- [Exercise instructions]: Output the data exactly, with every line intact.

=== Supplied records ===

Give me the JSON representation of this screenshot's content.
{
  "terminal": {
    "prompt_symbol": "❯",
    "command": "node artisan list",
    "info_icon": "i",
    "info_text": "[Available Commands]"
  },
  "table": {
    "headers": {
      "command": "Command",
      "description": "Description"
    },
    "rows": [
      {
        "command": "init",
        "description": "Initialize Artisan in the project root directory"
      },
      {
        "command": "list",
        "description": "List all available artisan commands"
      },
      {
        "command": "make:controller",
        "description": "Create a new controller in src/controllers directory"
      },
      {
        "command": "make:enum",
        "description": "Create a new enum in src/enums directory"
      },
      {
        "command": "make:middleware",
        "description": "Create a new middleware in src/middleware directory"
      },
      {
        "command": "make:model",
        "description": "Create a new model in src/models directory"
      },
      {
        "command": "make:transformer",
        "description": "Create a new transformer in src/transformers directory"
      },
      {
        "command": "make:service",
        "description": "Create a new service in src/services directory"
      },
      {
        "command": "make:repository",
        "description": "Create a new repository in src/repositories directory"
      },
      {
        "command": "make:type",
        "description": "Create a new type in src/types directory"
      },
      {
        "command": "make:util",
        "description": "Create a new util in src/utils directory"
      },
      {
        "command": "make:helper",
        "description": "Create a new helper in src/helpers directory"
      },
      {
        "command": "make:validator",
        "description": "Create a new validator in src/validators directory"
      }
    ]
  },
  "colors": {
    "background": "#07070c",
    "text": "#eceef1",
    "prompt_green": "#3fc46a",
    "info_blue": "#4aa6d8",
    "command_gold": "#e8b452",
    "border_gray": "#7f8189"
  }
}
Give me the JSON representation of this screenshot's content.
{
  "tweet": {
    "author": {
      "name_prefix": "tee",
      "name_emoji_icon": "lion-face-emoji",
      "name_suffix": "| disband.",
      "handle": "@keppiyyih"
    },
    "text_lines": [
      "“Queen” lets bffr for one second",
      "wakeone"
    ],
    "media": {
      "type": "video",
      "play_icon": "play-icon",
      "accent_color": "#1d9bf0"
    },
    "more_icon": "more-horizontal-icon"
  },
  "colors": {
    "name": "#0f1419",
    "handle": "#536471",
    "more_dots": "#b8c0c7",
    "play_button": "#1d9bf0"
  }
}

===

- [Expected answer]:
Give me the JSON representation of this screenshot's content.
{
  "terminal": {
    "prompt_symbol": "❯",
    "command": "node artisan list",
    "info_icon": "i",
    "info_text": "[Available Commands]"
  },
  "table": {
    "headers": {
      "command": "Command",
      "description": "Description"
    },
    "rows": [
      {
        "command": "init",
        "description": "Initialize Artisan in the project root directory"
      },
      {
        "command": "list",
        "description": "List all available artisan commands"
      },
      {
        "command": "make:controller",
        "description": "Create a new controller in src/controllers directory"
      },
      {
        "command": "make:enum",
        "description": "Create a new enum in src/enums directory"
      },
      {
        "command": "make:middleware",
        "description": "Create a new middleware in src/middleware directory"
      },
      {
        "command": "make:model",
        "description": "Create a new model in src/models directory"
      },
      {
        "command": "make:transformer",
        "description": "Create a new transformer in src/transformers directory"
      },
      {
        "command": "make:service",
        "description": "Create a new service in src/services directory"
      },
      {
        "command": "make:repository",
        "description": "Create a new repository in src/repositories directory"
      },
      {
        "command": "make:type",
        "description": "Create a new type in src/types directory"
      },
      {
        "command": "make:util",
        "description": "Create a new util in src/utils directory"
      },
      {
        "command": "make:helper",
        "description": "Create a new helper in src/helpers directory"
      },
      {
        "command": "make:validator",
        "description": "Create a new validator in src/validators directory"
      }
    ]
  },
  "colors": {
    "background": "#07070c",
    "text": "#eceef1",
    "prompt_green": "#3fc46a",
    "info_blue": "#4aa6d8",
    "command_gold": "#e8b452",
    "border_gray": "#7f8189"
  }
}
Give me the JSON representation of this screenshot's content.
{
  "tweet": {
    "author": {
      "name_prefix": "tee",
      "name_emoji_icon": "lion-face-emoji",
      "name_suffix": "| disband.",
      "handle": "@keppiyyih"
    },
    "text_lines": [
      "“Queen” lets bffr for one second",
      "wakeone"
    ],
    "media": {
      "type": "video",
      "play_icon": "play-icon",
      "accent_color": "#1d9bf0"
    },
    "more_icon": "more-horizontal-icon"
  },
  "colors": {
    "name": "#0f1419",
    "handle": "#536471",
    "more_dots": "#b8c0c7",
    "play_button": "#1d9bf0"
  }
}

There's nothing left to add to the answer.